**What is required**
Using the data beneath, show every line that includes the word "JSON".

======== Records for this exercise

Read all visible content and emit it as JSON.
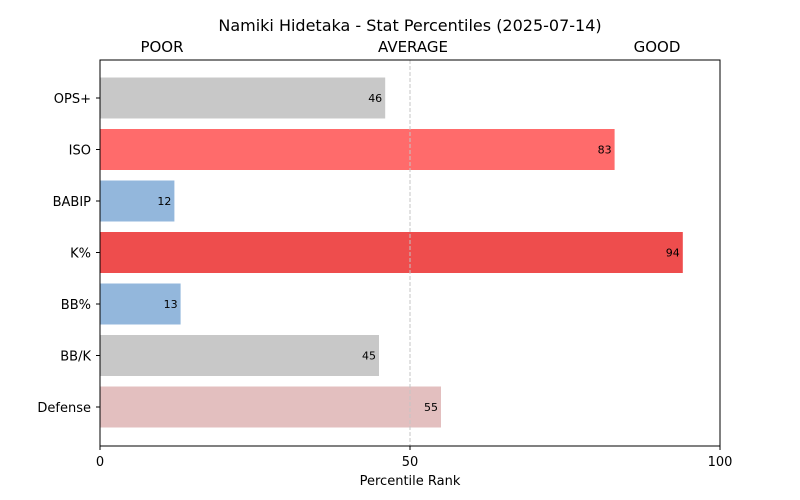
{
  "chart_data": {
    "type": "bar",
    "orientation": "horizontal",
    "title": "Namiki Hidetaka - Stat Percentiles (2025-07-14)",
    "xlabel": "Percentile Rank",
    "ylabel": "",
    "xlim": [
      0,
      100
    ],
    "xticks": [
      "0",
      "50",
      "100"
    ],
    "zone_labels": {
      "poor": "POOR",
      "average": "AVERAGE",
      "good": "GOOD"
    },
    "reference_line": 50,
    "grid": false,
    "categories": [
      "OPS+",
      "ISO",
      "BABIP",
      "K%",
      "BB%",
      "BB/K",
      "Defense"
    ],
    "values": [
      46,
      83,
      12,
      94,
      13,
      45,
      55
    ],
    "bar_colors": [
      "#c8c8c8",
      "#ff6b6b",
      "#93b7dc",
      "#ee4d4d",
      "#93b7dc",
      "#c8c8c8",
      "#e3bfbf"
    ]
  }
}
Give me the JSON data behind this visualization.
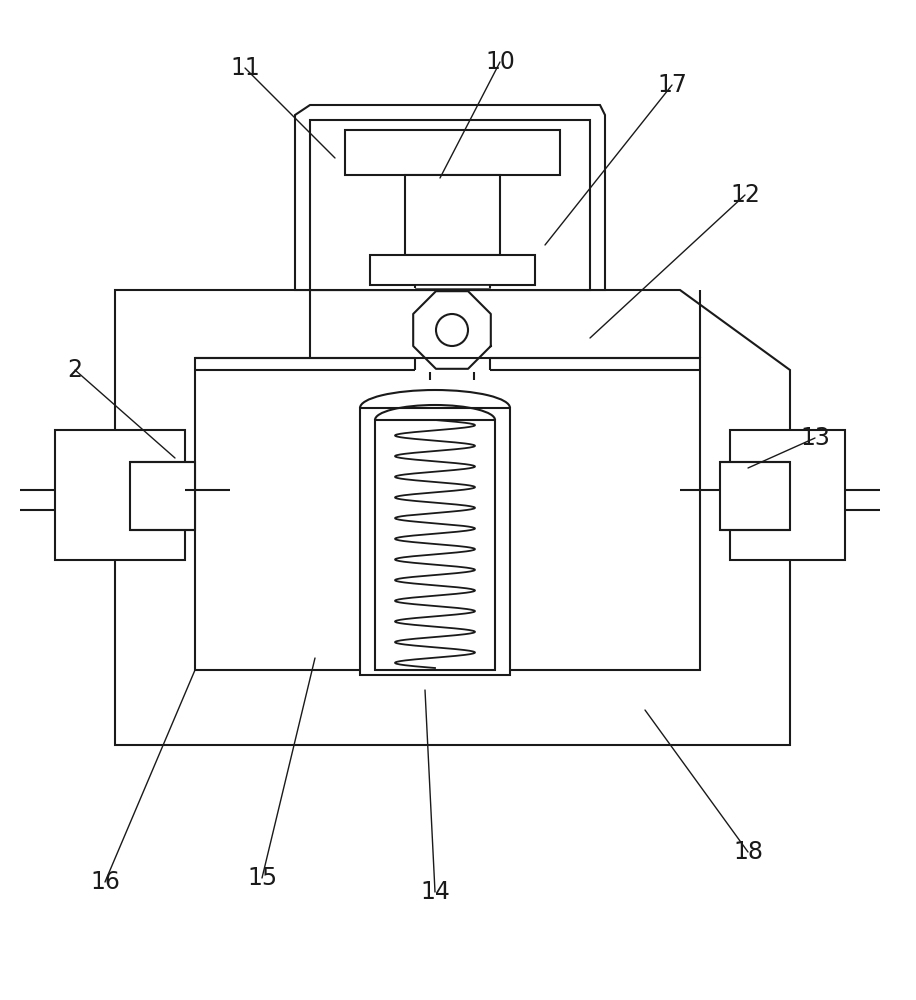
{
  "bg_color": "#ffffff",
  "line_color": "#1a1a1a",
  "lw": 1.5,
  "fig_width": 9.16,
  "fig_height": 10.0,
  "labels": [
    [
      "2",
      75,
      370,
      175,
      458
    ],
    [
      "10",
      500,
      62,
      440,
      178
    ],
    [
      "11",
      245,
      68,
      335,
      158
    ],
    [
      "12",
      745,
      195,
      590,
      338
    ],
    [
      "13",
      815,
      438,
      748,
      468
    ],
    [
      "14",
      435,
      892,
      425,
      690
    ],
    [
      "15",
      262,
      878,
      315,
      658
    ],
    [
      "16",
      105,
      882,
      195,
      670
    ],
    [
      "17",
      672,
      85,
      545,
      245
    ],
    [
      "18",
      748,
      852,
      645,
      710
    ]
  ]
}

================

**The solution**
Read all visible content and emit it as JSON.
Give me the JSON data behind this visualization.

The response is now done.